- _Given task_
State how many lines in the listing below include the word "PROMEDIO". Give nothing but the number.

- _Supplied records_
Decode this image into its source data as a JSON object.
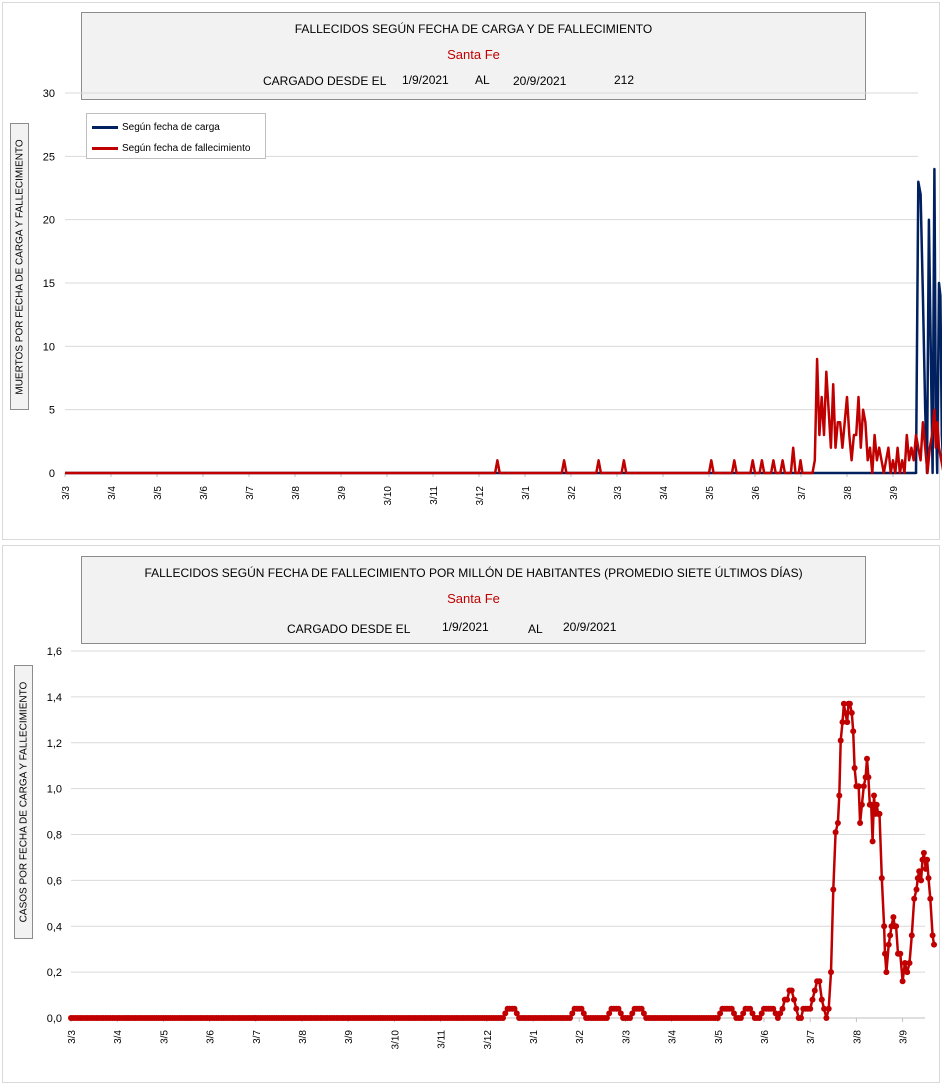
{
  "chart1": {
    "title": "FALLECIDOS SEGÚN FECHA DE CARGA Y DE FALLECIMIENTO",
    "subtitle": "Santa Fe",
    "loaded_label": "CARGADO DESDE EL",
    "date_from": "1/9/2021",
    "to_label": "AL",
    "date_to": "20/9/2021",
    "total": "212",
    "ylabel": "MUERTOS POR FECHA DE CARGA Y FALLECIMIENTO",
    "legend": [
      "Según fecha de carga",
      "Según fecha de fallecimiento"
    ]
  },
  "chart2": {
    "title": "FALLECIDOS SEGÚN FECHA DE FALLECIMIENTO POR MILLÓN DE HABITANTES (PROMEDIO SIETE ÚLTIMOS DÍAS)",
    "subtitle": "Santa Fe",
    "loaded_label": "CARGADO DESDE EL",
    "date_from": "1/9/2021",
    "to_label": "AL",
    "date_to": "20/9/2021",
    "ylabel": "CASOS POR FECHA DE CARGA  Y FALLECIMIENTO"
  },
  "chart_data": [
    {
      "type": "line",
      "title": "FALLECIDOS SEGÚN FECHA DE CARGA Y DE FALLECIMIENTO",
      "ylabel": "MUERTOS POR FECHA DE CARGA Y FALLECIMIENTO",
      "ylim": [
        0,
        30
      ],
      "yticks": [
        0,
        5,
        10,
        15,
        20,
        25,
        30
      ],
      "ytick_labels": [
        "0",
        "5",
        "10",
        "15",
        "20",
        "25",
        "30"
      ],
      "xticks": [
        "3/3",
        "3/4",
        "3/5",
        "3/6",
        "3/7",
        "3/8",
        "3/9",
        "3/10",
        "3/11",
        "3/12",
        "3/1",
        "3/2",
        "3/3",
        "3/4",
        "3/5",
        "3/6",
        "3/7",
        "3/8",
        "3/9"
      ],
      "legend_position": "top-left",
      "grid": true,
      "series": [
        {
          "name": "Según fecha de carga",
          "color": "#002060",
          "points": [
            [
              0,
              0
            ],
            [
              18.5,
              0
            ],
            [
              18.55,
              23
            ],
            [
              18.6,
              22
            ],
            [
              18.65,
              14
            ],
            [
              18.7,
              5
            ],
            [
              18.74,
              0
            ],
            [
              18.78,
              20
            ],
            [
              18.82,
              10
            ],
            [
              18.86,
              0
            ],
            [
              18.9,
              24
            ],
            [
              18.93,
              5
            ],
            [
              18.96,
              0
            ],
            [
              19.0,
              15
            ],
            [
              19.03,
              14
            ],
            [
              19.06,
              3
            ],
            [
              19.1,
              0
            ],
            [
              19.14,
              14
            ],
            [
              19.17,
              1
            ]
          ]
        },
        {
          "name": "Según fecha de fallecimiento",
          "color": "#c00000",
          "points": [
            [
              0,
              0
            ],
            [
              9.35,
              0
            ],
            [
              9.4,
              1
            ],
            [
              9.45,
              0
            ],
            [
              10.8,
              0
            ],
            [
              10.85,
              1
            ],
            [
              10.9,
              0
            ],
            [
              11.55,
              0
            ],
            [
              11.6,
              1
            ],
            [
              11.65,
              0
            ],
            [
              12.1,
              0
            ],
            [
              12.15,
              1
            ],
            [
              12.2,
              0
            ],
            [
              14.0,
              0
            ],
            [
              14.05,
              1
            ],
            [
              14.1,
              0
            ],
            [
              14.5,
              0
            ],
            [
              14.55,
              1
            ],
            [
              14.6,
              0
            ],
            [
              14.9,
              0
            ],
            [
              14.95,
              1
            ],
            [
              15.0,
              0
            ],
            [
              15.1,
              0
            ],
            [
              15.15,
              1
            ],
            [
              15.2,
              0
            ],
            [
              15.35,
              0
            ],
            [
              15.4,
              1
            ],
            [
              15.45,
              0
            ],
            [
              15.55,
              0
            ],
            [
              15.6,
              1
            ],
            [
              15.65,
              0
            ],
            [
              15.78,
              0
            ],
            [
              15.83,
              2
            ],
            [
              15.88,
              0
            ],
            [
              15.95,
              0
            ],
            [
              15.99,
              1
            ],
            [
              16.03,
              0
            ],
            [
              16.25,
              0
            ],
            [
              16.3,
              1
            ],
            [
              16.35,
              9
            ],
            [
              16.4,
              3
            ],
            [
              16.45,
              6
            ],
            [
              16.5,
              3
            ],
            [
              16.55,
              8
            ],
            [
              16.6,
              5
            ],
            [
              16.65,
              2
            ],
            [
              16.7,
              7
            ],
            [
              16.75,
              2
            ],
            [
              16.8,
              4
            ],
            [
              16.85,
              4
            ],
            [
              16.9,
              2
            ],
            [
              16.95,
              4
            ],
            [
              17.0,
              6
            ],
            [
              17.05,
              3
            ],
            [
              17.1,
              1
            ],
            [
              17.15,
              3
            ],
            [
              17.2,
              3
            ],
            [
              17.25,
              6
            ],
            [
              17.3,
              2
            ],
            [
              17.35,
              5
            ],
            [
              17.4,
              4
            ],
            [
              17.45,
              1
            ],
            [
              17.5,
              2
            ],
            [
              17.55,
              0
            ],
            [
              17.6,
              3
            ],
            [
              17.65,
              1
            ],
            [
              17.7,
              2
            ],
            [
              17.75,
              1
            ],
            [
              17.8,
              0
            ],
            [
              17.85,
              1
            ],
            [
              17.9,
              2
            ],
            [
              17.95,
              0
            ],
            [
              18.0,
              1
            ],
            [
              18.05,
              0
            ],
            [
              18.1,
              2
            ],
            [
              18.15,
              0
            ],
            [
              18.2,
              1
            ],
            [
              18.25,
              0
            ],
            [
              18.3,
              3
            ],
            [
              18.35,
              1
            ],
            [
              18.4,
              2
            ],
            [
              18.45,
              1
            ],
            [
              18.5,
              3
            ],
            [
              18.55,
              2
            ],
            [
              18.6,
              1
            ],
            [
              18.65,
              4
            ],
            [
              18.7,
              2
            ],
            [
              18.75,
              0
            ],
            [
              18.8,
              2
            ],
            [
              18.85,
              3
            ],
            [
              18.9,
              5
            ],
            [
              18.93,
              2
            ],
            [
              18.96,
              4
            ],
            [
              19.0,
              2
            ],
            [
              19.05,
              1
            ],
            [
              19.1,
              0
            ],
            [
              19.14,
              1
            ],
            [
              19.17,
              1
            ]
          ]
        }
      ]
    },
    {
      "type": "line",
      "title": "FALLECIDOS SEGÚN FECHA DE FALLECIMIENTO POR MILLÓN DE HABITANTES (PROMEDIO SIETE ÚLTIMOS DÍAS)",
      "ylabel": "CASOS POR FECHA DE CARGA  Y FALLECIMIENTO",
      "ylim": [
        0,
        1.6
      ],
      "yticks": [
        0,
        0.2,
        0.4,
        0.6,
        0.8,
        1.0,
        1.2,
        1.4,
        1.6
      ],
      "ytick_labels": [
        "0,0",
        "0,2",
        "0,4",
        "0,6",
        "0,8",
        "1,0",
        "1,2",
        "1,4",
        "1,6"
      ],
      "xticks": [
        "3/3",
        "3/4",
        "3/5",
        "3/6",
        "3/7",
        "3/8",
        "3/9",
        "3/10",
        "3/11",
        "3/12",
        "3/1",
        "3/2",
        "3/3",
        "3/4",
        "3/5",
        "3/6",
        "3/7",
        "3/8",
        "3/9"
      ],
      "grid": true,
      "series": [
        {
          "name": "",
          "color": "#c00000",
          "markers": true,
          "points": [
            [
              0,
              0
            ],
            [
              9.35,
              0
            ],
            [
              9.45,
              0.04
            ],
            [
              9.6,
              0.04
            ],
            [
              9.7,
              0
            ],
            [
              10.8,
              0
            ],
            [
              10.9,
              0.04
            ],
            [
              11.05,
              0.04
            ],
            [
              11.15,
              0
            ],
            [
              11.6,
              0
            ],
            [
              11.7,
              0.04
            ],
            [
              11.85,
              0.04
            ],
            [
              11.95,
              0
            ],
            [
              12.1,
              0
            ],
            [
              12.2,
              0.04
            ],
            [
              12.35,
              0.04
            ],
            [
              12.45,
              0
            ],
            [
              14.0,
              0
            ],
            [
              14.1,
              0.04
            ],
            [
              14.3,
              0.04
            ],
            [
              14.4,
              0
            ],
            [
              14.5,
              0
            ],
            [
              14.6,
              0.04
            ],
            [
              14.7,
              0.04
            ],
            [
              14.8,
              0
            ],
            [
              14.9,
              0
            ],
            [
              15.0,
              0.04
            ],
            [
              15.2,
              0.04
            ],
            [
              15.3,
              0
            ],
            [
              15.4,
              0.04
            ],
            [
              15.45,
              0.08
            ],
            [
              15.5,
              0.08
            ],
            [
              15.55,
              0.12
            ],
            [
              15.6,
              0.12
            ],
            [
              15.65,
              0.08
            ],
            [
              15.7,
              0.04
            ],
            [
              15.75,
              0
            ],
            [
              15.8,
              0
            ],
            [
              15.85,
              0.04
            ],
            [
              15.9,
              0.04
            ],
            [
              15.95,
              0.04
            ],
            [
              16.0,
              0.04
            ],
            [
              16.05,
              0.08
            ],
            [
              16.1,
              0.12
            ],
            [
              16.15,
              0.16
            ],
            [
              16.2,
              0.16
            ],
            [
              16.25,
              0.08
            ],
            [
              16.3,
              0.04
            ],
            [
              16.35,
              0
            ],
            [
              16.4,
              0.04
            ],
            [
              16.45,
              0.2
            ],
            [
              16.5,
              0.56
            ],
            [
              16.55,
              0.81
            ],
            [
              16.6,
              0.85
            ],
            [
              16.63,
              0.97
            ],
            [
              16.66,
              1.21
            ],
            [
              16.7,
              1.29
            ],
            [
              16.73,
              1.37
            ],
            [
              16.76,
              1.33
            ],
            [
              16.8,
              1.29
            ],
            [
              16.83,
              1.37
            ],
            [
              16.86,
              1.37
            ],
            [
              16.9,
              1.33
            ],
            [
              16.93,
              1.25
            ],
            [
              16.96,
              1.09
            ],
            [
              17.0,
              1.01
            ],
            [
              17.05,
              1.01
            ],
            [
              17.08,
              0.85
            ],
            [
              17.12,
              0.93
            ],
            [
              17.16,
              1.01
            ],
            [
              17.2,
              1.05
            ],
            [
              17.23,
              1.13
            ],
            [
              17.26,
              1.05
            ],
            [
              17.29,
              0.93
            ],
            [
              17.32,
              0.93
            ],
            [
              17.35,
              0.77
            ],
            [
              17.38,
              0.97
            ],
            [
              17.41,
              0.89
            ],
            [
              17.44,
              0.93
            ],
            [
              17.47,
              0.89
            ],
            [
              17.5,
              0.89
            ],
            [
              17.55,
              0.61
            ],
            [
              17.6,
              0.4
            ],
            [
              17.62,
              0.28
            ],
            [
              17.65,
              0.2
            ],
            [
              17.7,
              0.32
            ],
            [
              17.73,
              0.36
            ],
            [
              17.76,
              0.4
            ],
            [
              17.8,
              0.44
            ],
            [
              17.83,
              0.4
            ],
            [
              17.86,
              0.4
            ],
            [
              17.9,
              0.28
            ],
            [
              17.95,
              0.28
            ],
            [
              18.0,
              0.16
            ],
            [
              18.05,
              0.24
            ],
            [
              18.1,
              0.2
            ],
            [
              18.15,
              0.24
            ],
            [
              18.2,
              0.36
            ],
            [
              18.25,
              0.52
            ],
            [
              18.3,
              0.56
            ],
            [
              18.33,
              0.61
            ],
            [
              18.36,
              0.64
            ],
            [
              18.4,
              0.6
            ],
            [
              18.43,
              0.69
            ],
            [
              18.46,
              0.72
            ],
            [
              18.5,
              0.65
            ],
            [
              18.53,
              0.69
            ],
            [
              18.56,
              0.61
            ],
            [
              18.6,
              0.52
            ],
            [
              18.65,
              0.36
            ],
            [
              18.68,
              0.32
            ]
          ]
        }
      ]
    }
  ]
}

- _Reply to the task_
2